■ PROBLEM REQUIREMENTS
Search the records that follow and extract every line containing the string "woman".

── STORED RECORDS

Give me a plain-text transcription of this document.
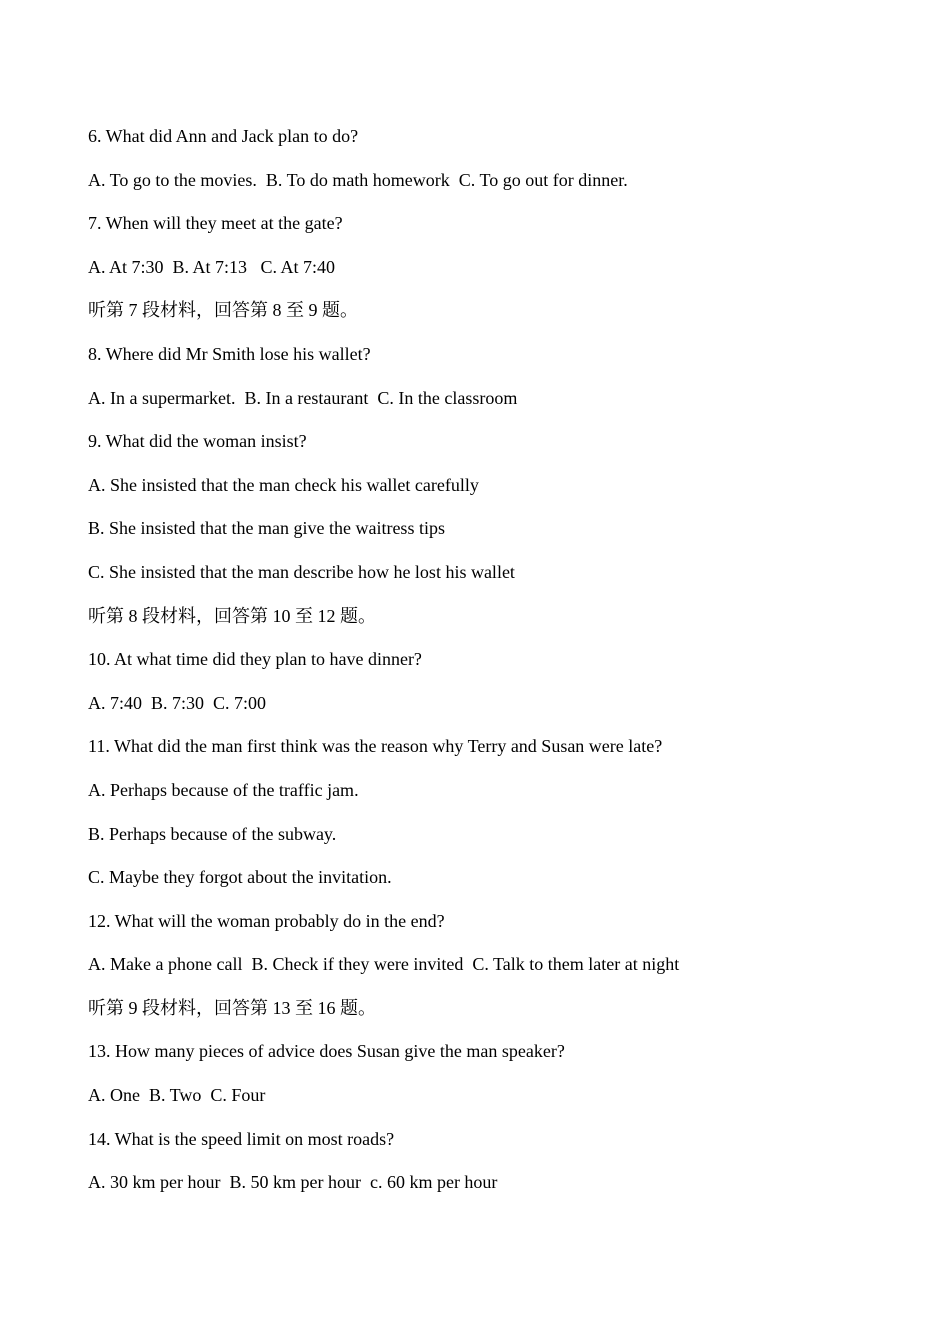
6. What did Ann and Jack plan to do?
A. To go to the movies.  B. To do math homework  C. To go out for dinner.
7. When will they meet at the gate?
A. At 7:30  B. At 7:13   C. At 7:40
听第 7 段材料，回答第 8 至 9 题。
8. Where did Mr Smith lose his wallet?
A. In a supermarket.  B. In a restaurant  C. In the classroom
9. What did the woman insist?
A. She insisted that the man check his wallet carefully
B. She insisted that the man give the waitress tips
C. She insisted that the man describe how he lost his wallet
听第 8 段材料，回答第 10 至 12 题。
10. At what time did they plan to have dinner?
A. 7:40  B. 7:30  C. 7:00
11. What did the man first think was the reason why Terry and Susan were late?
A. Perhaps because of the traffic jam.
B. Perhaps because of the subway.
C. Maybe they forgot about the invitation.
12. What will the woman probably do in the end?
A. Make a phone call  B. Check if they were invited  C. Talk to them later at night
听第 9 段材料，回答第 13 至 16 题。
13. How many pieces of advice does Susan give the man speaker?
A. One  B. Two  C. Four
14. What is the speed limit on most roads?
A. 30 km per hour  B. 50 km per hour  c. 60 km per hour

────

■ RESPONSE TO THE EXERCISE
9. What did the woman insist?
12. What will the woman probably do in the end?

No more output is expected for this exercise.